_GOAL OF THE EXERCISE_. Please give the listing again in its entirety, exactly as written.

***** DATASET ENTRIES *****

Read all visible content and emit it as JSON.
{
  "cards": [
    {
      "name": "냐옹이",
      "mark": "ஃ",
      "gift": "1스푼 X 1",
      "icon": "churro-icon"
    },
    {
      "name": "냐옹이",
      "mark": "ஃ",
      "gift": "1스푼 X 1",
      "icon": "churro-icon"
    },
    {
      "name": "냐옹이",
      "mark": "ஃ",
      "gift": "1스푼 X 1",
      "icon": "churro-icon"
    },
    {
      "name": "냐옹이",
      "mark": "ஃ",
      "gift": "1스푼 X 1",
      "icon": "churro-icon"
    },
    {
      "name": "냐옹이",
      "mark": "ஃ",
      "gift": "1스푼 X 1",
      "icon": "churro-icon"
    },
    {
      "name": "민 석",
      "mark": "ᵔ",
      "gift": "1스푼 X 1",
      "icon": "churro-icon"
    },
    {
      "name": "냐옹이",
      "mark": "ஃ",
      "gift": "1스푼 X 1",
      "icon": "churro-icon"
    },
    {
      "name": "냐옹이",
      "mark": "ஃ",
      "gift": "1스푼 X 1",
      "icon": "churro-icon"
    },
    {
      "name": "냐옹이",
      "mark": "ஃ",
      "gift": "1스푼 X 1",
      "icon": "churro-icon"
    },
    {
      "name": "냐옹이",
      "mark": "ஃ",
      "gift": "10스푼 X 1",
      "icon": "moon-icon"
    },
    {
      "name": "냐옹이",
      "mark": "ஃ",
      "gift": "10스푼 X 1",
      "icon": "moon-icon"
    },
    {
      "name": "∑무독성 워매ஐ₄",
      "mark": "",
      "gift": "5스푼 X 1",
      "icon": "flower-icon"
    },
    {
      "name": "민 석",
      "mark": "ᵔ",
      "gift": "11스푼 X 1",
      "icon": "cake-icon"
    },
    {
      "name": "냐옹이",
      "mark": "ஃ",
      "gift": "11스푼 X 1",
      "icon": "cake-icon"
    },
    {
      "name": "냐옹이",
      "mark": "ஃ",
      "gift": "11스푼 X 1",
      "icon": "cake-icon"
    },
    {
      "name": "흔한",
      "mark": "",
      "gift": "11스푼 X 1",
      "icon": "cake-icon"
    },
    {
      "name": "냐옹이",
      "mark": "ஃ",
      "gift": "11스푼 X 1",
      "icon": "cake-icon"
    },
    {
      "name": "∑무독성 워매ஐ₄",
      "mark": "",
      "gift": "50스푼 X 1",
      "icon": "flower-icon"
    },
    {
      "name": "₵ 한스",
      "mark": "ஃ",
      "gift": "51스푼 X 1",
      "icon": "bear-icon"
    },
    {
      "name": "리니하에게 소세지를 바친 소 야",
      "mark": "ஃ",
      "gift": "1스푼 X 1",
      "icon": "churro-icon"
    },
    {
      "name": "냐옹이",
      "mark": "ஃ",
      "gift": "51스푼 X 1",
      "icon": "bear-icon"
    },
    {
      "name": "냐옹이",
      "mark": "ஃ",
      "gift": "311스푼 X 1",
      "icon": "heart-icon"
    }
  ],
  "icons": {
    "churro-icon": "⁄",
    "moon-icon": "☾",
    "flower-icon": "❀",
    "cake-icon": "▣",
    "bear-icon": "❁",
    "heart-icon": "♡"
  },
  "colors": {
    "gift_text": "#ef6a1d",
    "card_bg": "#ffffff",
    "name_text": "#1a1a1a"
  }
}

*****

_COMPLETED TASK_.
Read all visible content and emit it as JSON.
{
  "cards": [
    {
      "name": "냐옹이",
      "mark": "ஃ",
      "gift": "1스푼 X 1",
      "icon": "churro-icon"
    },
    {
      "name": "냐옹이",
      "mark": "ஃ",
      "gift": "1스푼 X 1",
      "icon": "churro-icon"
    },
    {
      "name": "냐옹이",
      "mark": "ஃ",
      "gift": "1스푼 X 1",
      "icon": "churro-icon"
    },
    {
      "name": "냐옹이",
      "mark": "ஃ",
      "gift": "1스푼 X 1",
      "icon": "churro-icon"
    },
    {
      "name": "냐옹이",
      "mark": "ஃ",
      "gift": "1스푼 X 1",
      "icon": "churro-icon"
    },
    {
      "name": "민 석",
      "mark": "ᵔ",
      "gift": "1스푼 X 1",
      "icon": "churro-icon"
    },
    {
      "name": "냐옹이",
      "mark": "ஃ",
      "gift": "1스푼 X 1",
      "icon": "churro-icon"
    },
    {
      "name": "냐옹이",
      "mark": "ஃ",
      "gift": "1스푼 X 1",
      "icon": "churro-icon"
    },
    {
      "name": "냐옹이",
      "mark": "ஃ",
      "gift": "1스푼 X 1",
      "icon": "churro-icon"
    },
    {
      "name": "냐옹이",
      "mark": "ஃ",
      "gift": "10스푼 X 1",
      "icon": "moon-icon"
    },
    {
      "name": "냐옹이",
      "mark": "ஃ",
      "gift": "10스푼 X 1",
      "icon": "moon-icon"
    },
    {
      "name": "∑무독성 워매ஐ₄",
      "mark": "",
      "gift": "5스푼 X 1",
      "icon": "flower-icon"
    },
    {
      "name": "민 석",
      "mark": "ᵔ",
      "gift": "11스푼 X 1",
      "icon": "cake-icon"
    },
    {
      "name": "냐옹이",
      "mark": "ஃ",
      "gift": "11스푼 X 1",
      "icon": "cake-icon"
    },
    {
      "name": "냐옹이",
      "mark": "ஃ",
      "gift": "11스푼 X 1",
      "icon": "cake-icon"
    },
    {
      "name": "흔한",
      "mark": "",
      "gift": "11스푼 X 1",
      "icon": "cake-icon"
    },
    {
      "name": "냐옹이",
      "mark": "ஃ",
      "gift": "11스푼 X 1",
      "icon": "cake-icon"
    },
    {
      "name": "∑무독성 워매ஐ₄",
      "mark": "",
      "gift": "50스푼 X 1",
      "icon": "flower-icon"
    },
    {
      "name": "₵ 한스",
      "mark": "ஃ",
      "gift": "51스푼 X 1",
      "icon": "bear-icon"
    },
    {
      "name": "리니하에게 소세지를 바친 소 야",
      "mark": "ஃ",
      "gift": "1스푼 X 1",
      "icon": "churro-icon"
    },
    {
      "name": "냐옹이",
      "mark": "ஃ",
      "gift": "51스푼 X 1",
      "icon": "bear-icon"
    },
    {
      "name": "냐옹이",
      "mark": "ஃ",
      "gift": "311스푼 X 1",
      "icon": "heart-icon"
    }
  ],
  "icons": {
    "churro-icon": "⁄",
    "moon-icon": "☾",
    "flower-icon": "❀",
    "cake-icon": "▣",
    "bear-icon": "❁",
    "heart-icon": "♡"
  },
  "colors": {
    "gift_text": "#ef6a1d",
    "card_bg": "#ffffff",
    "name_text": "#1a1a1a"
  }
}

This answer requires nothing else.